-- start of Working data --
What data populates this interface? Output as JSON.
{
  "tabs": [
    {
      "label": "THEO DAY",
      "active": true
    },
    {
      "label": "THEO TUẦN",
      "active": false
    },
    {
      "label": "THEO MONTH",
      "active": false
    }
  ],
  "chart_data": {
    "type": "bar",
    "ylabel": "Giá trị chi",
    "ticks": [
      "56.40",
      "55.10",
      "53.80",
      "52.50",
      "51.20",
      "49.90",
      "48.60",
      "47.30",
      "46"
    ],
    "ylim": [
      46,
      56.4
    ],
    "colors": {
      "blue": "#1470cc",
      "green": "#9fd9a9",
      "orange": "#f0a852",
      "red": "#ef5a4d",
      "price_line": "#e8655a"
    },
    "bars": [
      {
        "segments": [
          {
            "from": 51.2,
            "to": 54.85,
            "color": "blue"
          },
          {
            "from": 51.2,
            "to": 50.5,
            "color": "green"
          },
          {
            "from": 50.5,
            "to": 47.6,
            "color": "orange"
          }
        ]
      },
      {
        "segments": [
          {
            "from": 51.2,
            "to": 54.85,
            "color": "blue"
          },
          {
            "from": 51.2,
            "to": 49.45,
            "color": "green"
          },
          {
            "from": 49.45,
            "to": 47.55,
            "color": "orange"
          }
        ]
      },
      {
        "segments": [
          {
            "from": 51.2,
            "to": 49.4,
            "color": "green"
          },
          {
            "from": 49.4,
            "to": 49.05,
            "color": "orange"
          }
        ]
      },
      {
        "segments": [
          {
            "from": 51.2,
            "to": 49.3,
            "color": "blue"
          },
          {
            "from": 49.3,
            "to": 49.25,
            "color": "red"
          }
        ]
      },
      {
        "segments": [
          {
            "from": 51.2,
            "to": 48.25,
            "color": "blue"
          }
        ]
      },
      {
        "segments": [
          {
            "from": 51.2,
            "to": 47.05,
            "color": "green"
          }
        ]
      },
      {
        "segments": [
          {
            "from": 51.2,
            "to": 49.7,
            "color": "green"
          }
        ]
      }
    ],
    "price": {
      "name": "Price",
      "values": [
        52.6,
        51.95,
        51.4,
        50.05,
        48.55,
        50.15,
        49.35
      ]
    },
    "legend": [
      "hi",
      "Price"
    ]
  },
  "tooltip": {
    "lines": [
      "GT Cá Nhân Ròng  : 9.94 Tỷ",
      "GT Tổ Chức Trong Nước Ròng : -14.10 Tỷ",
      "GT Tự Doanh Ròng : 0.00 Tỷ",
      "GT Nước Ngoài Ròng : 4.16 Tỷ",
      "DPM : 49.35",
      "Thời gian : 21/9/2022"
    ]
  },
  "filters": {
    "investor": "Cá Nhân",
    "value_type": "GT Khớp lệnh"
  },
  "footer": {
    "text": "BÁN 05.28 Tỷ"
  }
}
-- end of Working data --
Repeat the material in full, exactly as it stands.

What data populates this interface? Output as JSON.
{
  "tabs": [
    {
      "label": "THEO DAY",
      "active": true
    },
    {
      "label": "THEO TUẦN",
      "active": false
    },
    {
      "label": "THEO MONTH",
      "active": false
    }
  ],
  "chart_data": {
    "type": "bar",
    "ylabel": "Giá trị chi",
    "ticks": [
      "56.40",
      "55.10",
      "53.80",
      "52.50",
      "51.20",
      "49.90",
      "48.60",
      "47.30",
      "46"
    ],
    "ylim": [
      46,
      56.4
    ],
    "colors": {
      "blue": "#1470cc",
      "green": "#9fd9a9",
      "orange": "#f0a852",
      "red": "#ef5a4d",
      "price_line": "#e8655a"
    },
    "bars": [
      {
        "segments": [
          {
            "from": 51.2,
            "to": 54.85,
            "color": "blue"
          },
          {
            "from": 51.2,
            "to": 50.5,
            "color": "green"
          },
          {
            "from": 50.5,
            "to": 47.6,
            "color": "orange"
          }
        ]
      },
      {
        "segments": [
          {
            "from": 51.2,
            "to": 54.85,
            "color": "blue"
          },
          {
            "from": 51.2,
            "to": 49.45,
            "color": "green"
          },
          {
            "from": 49.45,
            "to": 47.55,
            "color": "orange"
          }
        ]
      },
      {
        "segments": [
          {
            "from": 51.2,
            "to": 49.4,
            "color": "green"
          },
          {
            "from": 49.4,
            "to": 49.05,
            "color": "orange"
          }
        ]
      },
      {
        "segments": [
          {
            "from": 51.2,
            "to": 49.3,
            "color": "blue"
          },
          {
            "from": 49.3,
            "to": 49.25,
            "color": "red"
          }
        ]
      },
      {
        "segments": [
          {
            "from": 51.2,
            "to": 48.25,
            "color": "blue"
          }
        ]
      },
      {
        "segments": [
          {
            "from": 51.2,
            "to": 47.05,
            "color": "green"
          }
        ]
      },
      {
        "segments": [
          {
            "from": 51.2,
            "to": 49.7,
            "color": "green"
          }
        ]
      }
    ],
    "price": {
      "name": "Price",
      "values": [
        52.6,
        51.95,
        51.4,
        50.05,
        48.55,
        50.15,
        49.35
      ]
    },
    "legend": [
      "hi",
      "Price"
    ]
  },
  "tooltip": {
    "lines": [
      "GT Cá Nhân Ròng  : 9.94 Tỷ",
      "GT Tổ Chức Trong Nước Ròng : -14.10 Tỷ",
      "GT Tự Doanh Ròng : 0.00 Tỷ",
      "GT Nước Ngoài Ròng : 4.16 Tỷ",
      "DPM : 49.35",
      "Thời gian : 21/9/2022"
    ]
  },
  "filters": {
    "investor": "Cá Nhân",
    "value_type": "GT Khớp lệnh"
  },
  "footer": {
    "text": "BÁN 05.28 Tỷ"
  }
}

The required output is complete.